## EXERCISE DETAILS
Every entry must be copied word for word.

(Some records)
## Start
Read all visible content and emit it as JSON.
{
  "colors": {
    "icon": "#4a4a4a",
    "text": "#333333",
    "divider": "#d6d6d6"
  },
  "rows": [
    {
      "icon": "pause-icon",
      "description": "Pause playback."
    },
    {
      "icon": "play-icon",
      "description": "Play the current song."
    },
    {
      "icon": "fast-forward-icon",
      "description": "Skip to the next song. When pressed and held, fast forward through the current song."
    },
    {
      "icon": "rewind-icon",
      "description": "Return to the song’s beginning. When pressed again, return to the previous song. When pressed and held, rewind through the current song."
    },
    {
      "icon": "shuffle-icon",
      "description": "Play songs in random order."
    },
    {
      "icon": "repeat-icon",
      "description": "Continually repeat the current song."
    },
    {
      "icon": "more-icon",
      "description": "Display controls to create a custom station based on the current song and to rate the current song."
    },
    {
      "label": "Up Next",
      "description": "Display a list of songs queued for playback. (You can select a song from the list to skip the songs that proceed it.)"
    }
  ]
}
## End
## RESPONSE TO THIS EXERCISE
Read all visible content and emit it as JSON.
{
  "colors": {
    "icon": "#4a4a4a",
    "text": "#333333",
    "divider": "#d6d6d6"
  },
  "rows": [
    {
      "icon": "pause-icon",
      "description": "Pause playback."
    },
    {
      "icon": "play-icon",
      "description": "Play the current song."
    },
    {
      "icon": "fast-forward-icon",
      "description": "Skip to the next song. When pressed and held, fast forward through the current song."
    },
    {
      "icon": "rewind-icon",
      "description": "Return to the song’s beginning. When pressed again, return to the previous song. When pressed and held, rewind through the current song."
    },
    {
      "icon": "shuffle-icon",
      "description": "Play songs in random order."
    },
    {
      "icon": "repeat-icon",
      "description": "Continually repeat the current song."
    },
    {
      "icon": "more-icon",
      "description": "Display controls to create a custom station based on the current song and to rate the current song."
    },
    {
      "label": "Up Next",
      "description": "Display a list of songs queued for playback. (You can select a song from the list to skip the songs that proceed it.)"
    }
  ]
}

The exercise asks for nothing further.